- _Stated goal_
Search the data for the string "JSON" and gather each line it is in.
-- BEGIN Stored data --
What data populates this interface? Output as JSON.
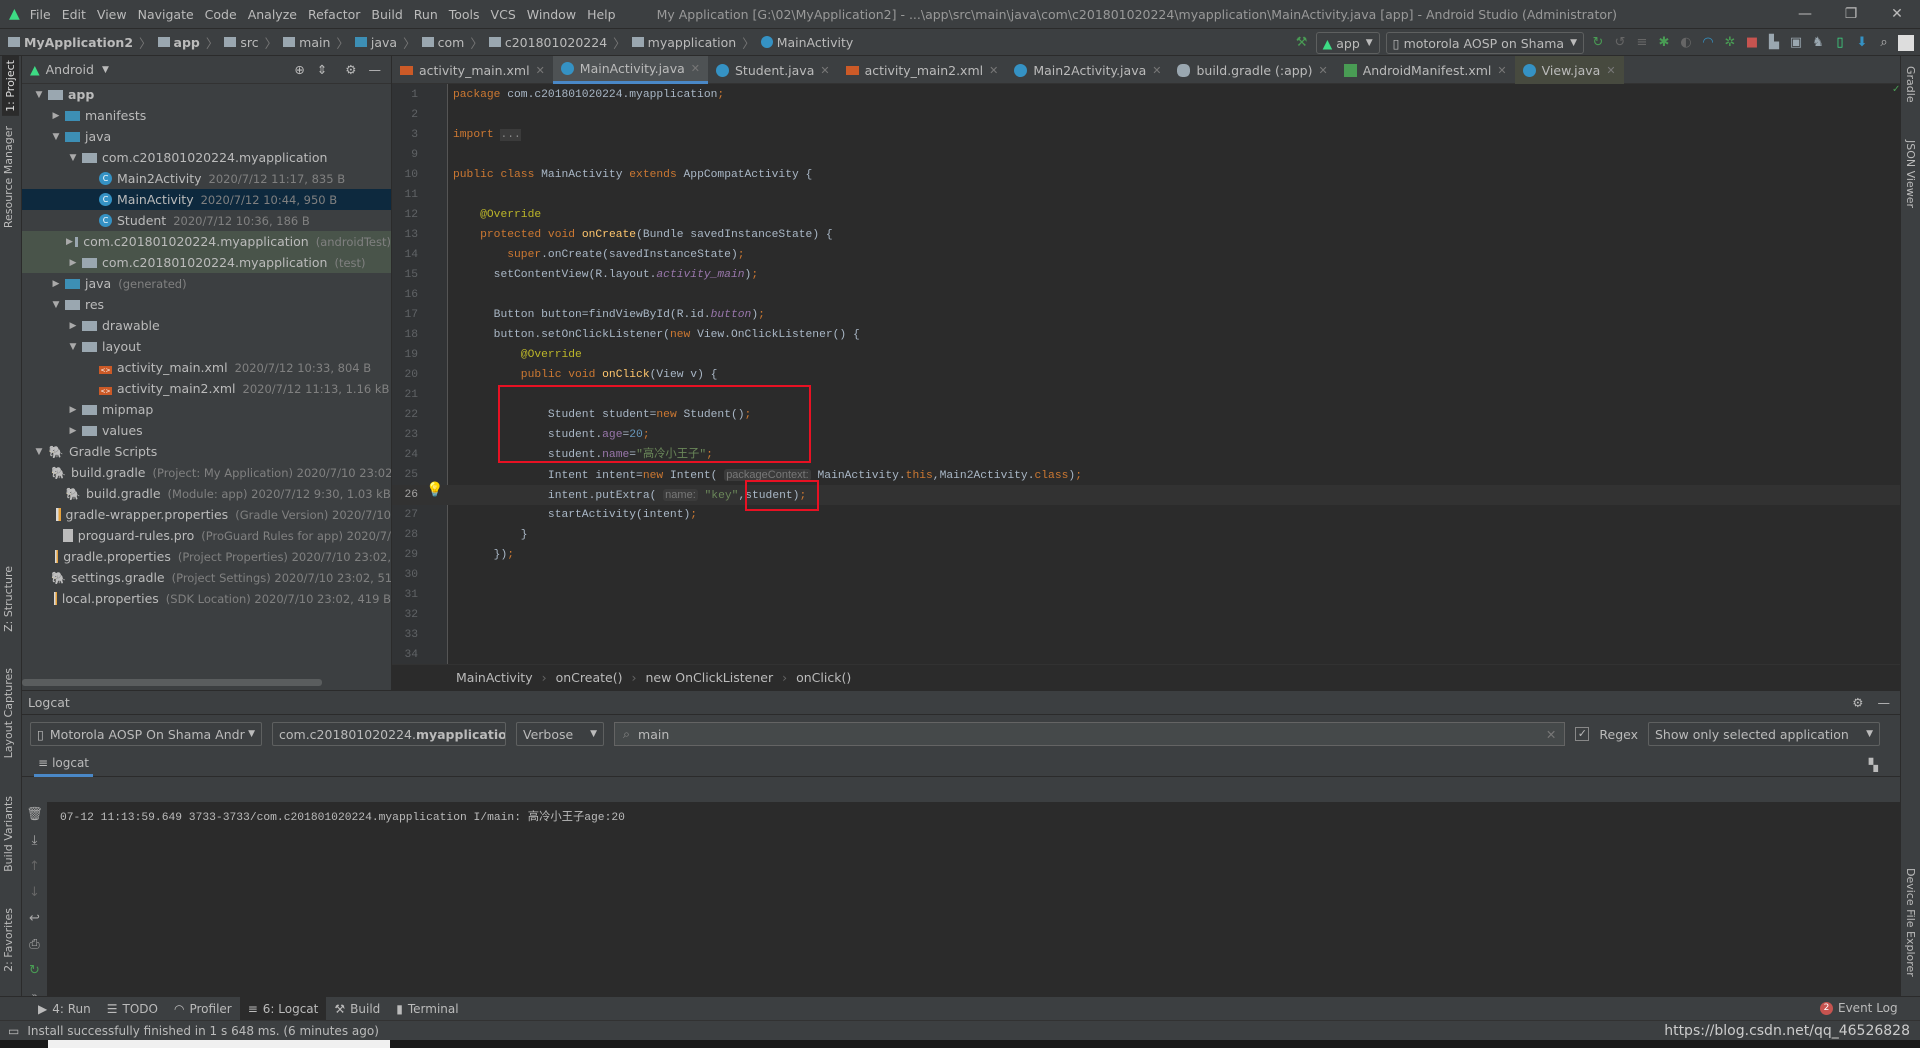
{
  "menu": {
    "items": [
      "File",
      "Edit",
      "View",
      "Navigate",
      "Code",
      "Analyze",
      "Refactor",
      "Build",
      "Run",
      "Tools",
      "VCS",
      "Window",
      "Help"
    ],
    "window_title": "My Application [G:\\02\\MyApplication2] - ...\\app\\src\\main\\java\\com\\c201801020224\\myapplication\\MainActivity.java [app] - Android Studio (Administrator)"
  },
  "nav": {
    "crumbs": [
      "MyApplication2",
      "app",
      "src",
      "main",
      "java",
      "com",
      "c201801020224",
      "myapplication",
      "MainActivity"
    ],
    "run_config": "app",
    "device": "motorola AOSP on Shama"
  },
  "project": {
    "view": "Android",
    "rows": [
      {
        "level": 0,
        "arrow": "open",
        "icon": "folder",
        "name": "app",
        "bold": true
      },
      {
        "level": 1,
        "arrow": "closed",
        "icon": "blue",
        "name": "manifests"
      },
      {
        "level": 1,
        "arrow": "open",
        "icon": "blue",
        "name": "java"
      },
      {
        "level": 2,
        "arrow": "open",
        "icon": "folder",
        "name": "com.c201801020224.myapplication"
      },
      {
        "level": 3,
        "icon": "class",
        "name": "Main2Activity",
        "meta": "2020/7/12 11:17, 835 B"
      },
      {
        "level": 3,
        "icon": "class",
        "name": "MainActivity",
        "meta": "2020/7/12 10:44, 950 B",
        "selected": true
      },
      {
        "level": 3,
        "icon": "class",
        "name": "Student",
        "meta": "2020/7/12 10:36, 186 B"
      },
      {
        "level": 2,
        "arrow": "closed",
        "icon": "folder",
        "name": "com.c201801020224.myapplication",
        "meta": "(androidTest)",
        "test": true
      },
      {
        "level": 2,
        "arrow": "closed",
        "icon": "folder",
        "name": "com.c201801020224.myapplication",
        "meta": "(test)",
        "test": true
      },
      {
        "level": 1,
        "arrow": "closed",
        "icon": "blue",
        "name": "java",
        "meta": "(generated)"
      },
      {
        "level": 1,
        "arrow": "open",
        "icon": "folder",
        "name": "res"
      },
      {
        "level": 2,
        "arrow": "closed",
        "icon": "folder",
        "name": "drawable"
      },
      {
        "level": 2,
        "arrow": "open",
        "icon": "folder",
        "name": "layout"
      },
      {
        "level": 3,
        "icon": "xml",
        "name": "activity_main.xml",
        "meta": "2020/7/12 10:33, 804 B"
      },
      {
        "level": 3,
        "icon": "xml",
        "name": "activity_main2.xml",
        "meta": "2020/7/12 11:13, 1.16 kB"
      },
      {
        "level": 2,
        "arrow": "closed",
        "icon": "folder",
        "name": "mipmap"
      },
      {
        "level": 2,
        "arrow": "closed",
        "icon": "folder",
        "name": "values"
      },
      {
        "level": 0,
        "arrow": "open",
        "icon": "gradle",
        "name": "Gradle Scripts"
      },
      {
        "level": 1,
        "icon": "gradle",
        "name": "build.gradle",
        "meta": "(Project: My Application)  2020/7/10 23:02,"
      },
      {
        "level": 1,
        "icon": "gradle",
        "name": "build.gradle",
        "meta": "(Module: app)  2020/7/12 9:30, 1.03 kB"
      },
      {
        "level": 1,
        "icon": "prop",
        "name": "gradle-wrapper.properties",
        "meta": "(Gradle Version)  2020/7/10"
      },
      {
        "level": 1,
        "icon": "file",
        "name": "proguard-rules.pro",
        "meta": "(ProGuard Rules for app)  2020/7/"
      },
      {
        "level": 1,
        "icon": "prop",
        "name": "gradle.properties",
        "meta": "(Project Properties)  2020/7/10 23:02,"
      },
      {
        "level": 1,
        "icon": "gradle",
        "name": "settings.gradle",
        "meta": "(Project Settings)  2020/7/10 23:02, 51 B"
      },
      {
        "level": 1,
        "icon": "prop",
        "name": "local.properties",
        "meta": "(SDK Location)  2020/7/10 23:02, 419 B"
      }
    ]
  },
  "tabs": [
    {
      "label": "activity_main.xml",
      "icon": "xml"
    },
    {
      "label": "MainActivity.java",
      "icon": "class",
      "active": true
    },
    {
      "label": "Student.java",
      "icon": "class"
    },
    {
      "label": "activity_main2.xml",
      "icon": "xml"
    },
    {
      "label": "Main2Activity.java",
      "icon": "class"
    },
    {
      "label": "build.gradle (:app)",
      "icon": "gradle"
    },
    {
      "label": "AndroidManifest.xml",
      "icon": "mf"
    },
    {
      "label": "View.java",
      "icon": "class",
      "last": true
    }
  ],
  "code": [
    {
      "n": "1",
      "t": [
        [
          "kw",
          "package "
        ],
        [
          "",
          "com.c201801020224.myapplication"
        ],
        [
          "kw",
          ";"
        ]
      ]
    },
    {
      "n": "2",
      "t": []
    },
    {
      "n": "3",
      "t": [
        [
          "kw",
          "import "
        ],
        [
          "fold",
          "..."
        ]
      ]
    },
    {
      "n": "9",
      "t": []
    },
    {
      "n": "10",
      "t": [
        [
          "kw",
          "public class "
        ],
        [
          "",
          "MainActivity "
        ],
        [
          "kw",
          "extends "
        ],
        [
          "",
          "AppCompatActivity {"
        ]
      ]
    },
    {
      "n": "11",
      "t": []
    },
    {
      "n": "12",
      "t": [
        [
          "",
          "    "
        ],
        [
          "an",
          "@Override"
        ]
      ]
    },
    {
      "n": "13",
      "t": [
        [
          "",
          "    "
        ],
        [
          "kw",
          "protected void "
        ],
        [
          "fn",
          "onCreate"
        ],
        [
          "",
          "(Bundle savedInstanceState) {"
        ]
      ]
    },
    {
      "n": "14",
      "t": [
        [
          "",
          "        "
        ],
        [
          "kw",
          "super"
        ],
        [
          "",
          ".onCreate(savedInstanceState)"
        ],
        [
          "kw",
          ";"
        ]
      ]
    },
    {
      "n": "15",
      "t": [
        [
          "",
          "      setContentView(R.layout."
        ],
        [
          "it",
          "activity_main"
        ],
        [
          "",
          ")"
        ],
        [
          "kw",
          ";"
        ]
      ]
    },
    {
      "n": "16",
      "t": []
    },
    {
      "n": "17",
      "t": [
        [
          "",
          "      Button button=findViewById(R.id."
        ],
        [
          "it",
          "button"
        ],
        [
          "",
          ")"
        ],
        [
          "kw",
          ";"
        ]
      ]
    },
    {
      "n": "18",
      "t": [
        [
          "",
          "      button.setOnClickListener("
        ],
        [
          "kw",
          "new "
        ],
        [
          "",
          "View.OnClickListener() {"
        ]
      ]
    },
    {
      "n": "19",
      "t": [
        [
          "",
          "          "
        ],
        [
          "an",
          "@Override"
        ]
      ]
    },
    {
      "n": "20",
      "t": [
        [
          "",
          "          "
        ],
        [
          "kw",
          "public void "
        ],
        [
          "fn",
          "onClick"
        ],
        [
          "",
          "(View v) {"
        ]
      ]
    },
    {
      "n": "21",
      "t": []
    },
    {
      "n": "22",
      "t": [
        [
          "",
          "              Student student="
        ],
        [
          "kw",
          "new "
        ],
        [
          "",
          "Student()"
        ],
        [
          "kw",
          ";"
        ]
      ]
    },
    {
      "n": "23",
      "t": [
        [
          "",
          "              student."
        ],
        [
          "fld",
          "age"
        ],
        [
          "",
          "="
        ],
        [
          "num",
          "20"
        ],
        [
          "kw",
          ";"
        ]
      ]
    },
    {
      "n": "24",
      "t": [
        [
          "",
          "              student."
        ],
        [
          "fld",
          "name"
        ],
        [
          "",
          "="
        ],
        [
          "str",
          "\"高冷小王子\""
        ],
        [
          "kw",
          ";"
        ]
      ]
    },
    {
      "n": "25",
      "t": [
        [
          "",
          "              Intent intent="
        ],
        [
          "kw",
          "new "
        ],
        [
          "",
          "Intent( "
        ],
        [
          "hint",
          "packageContext:"
        ],
        [
          "",
          " MainActivity."
        ],
        [
          "kw",
          "this"
        ],
        [
          "",
          ",Main2Activity."
        ],
        [
          "kw",
          "class"
        ],
        [
          "",
          ")"
        ],
        [
          "kw",
          ";"
        ]
      ]
    },
    {
      "n": "26",
      "cur": true,
      "t": [
        [
          "",
          "              intent.putExtra( "
        ],
        [
          "hint",
          "name:"
        ],
        [
          "str",
          " \"key\""
        ],
        [
          "",
          ",student)"
        ],
        [
          "kw",
          ";"
        ]
      ]
    },
    {
      "n": "27",
      "t": [
        [
          "",
          "              startActivity(intent)"
        ],
        [
          "kw",
          ";"
        ]
      ]
    },
    {
      "n": "28",
      "t": [
        [
          "",
          "          }"
        ]
      ]
    },
    {
      "n": "29",
      "t": [
        [
          "",
          "      })"
        ],
        [
          "kw",
          ";"
        ]
      ]
    },
    {
      "n": "30",
      "t": []
    },
    {
      "n": "31",
      "t": []
    },
    {
      "n": "32",
      "t": []
    },
    {
      "n": "33",
      "t": []
    },
    {
      "n": "34",
      "t": []
    }
  ],
  "editor_crumbs": [
    "MainActivity",
    "onCreate()",
    "new OnClickListener",
    "onClick()"
  ],
  "logcat": {
    "title": "Logcat",
    "device": "Motorola AOSP On Shama Andr",
    "process": "com.c201801020224.",
    "process_bold": "myapplicatio",
    "level": "Verbose",
    "search": "main",
    "regex_label": "Regex",
    "regex_checked": true,
    "filter": "Show only selected application",
    "tab": "logcat",
    "line": "07-12 11:13:59.649 3733-3733/com.c201801020224.myapplication I/main: 高冷小王子age:20"
  },
  "bottom_tabs": [
    {
      "label": "4: Run"
    },
    {
      "label": "TODO"
    },
    {
      "label": "Profiler"
    },
    {
      "label": "6: Logcat",
      "active": true
    },
    {
      "label": "Build"
    },
    {
      "label": "Terminal"
    }
  ],
  "event_log": {
    "count": "2",
    "label": "Event Log"
  },
  "status": "Install successfully finished in 1 s 648 ms. (6 minutes ago)",
  "watermark": "https://blog.csdn.net/qq_46526828",
  "left_strip": [
    "1: Project",
    "Resource Manager",
    "Z: Structure",
    "Layout Captures",
    "Build Variants",
    "2: Favorites"
  ],
  "right_strip": [
    "Gradle",
    "JSON Viewer",
    "Device File Explorer"
  ],
  "colors": {
    "highlight_box": "#e81123",
    "accent": "#4a88c7",
    "selection": "#0d293e"
  }
}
-- END Stored data --
- _Reply to the task_
What data populates this interface? Output as JSON.
    "JSON Viewer",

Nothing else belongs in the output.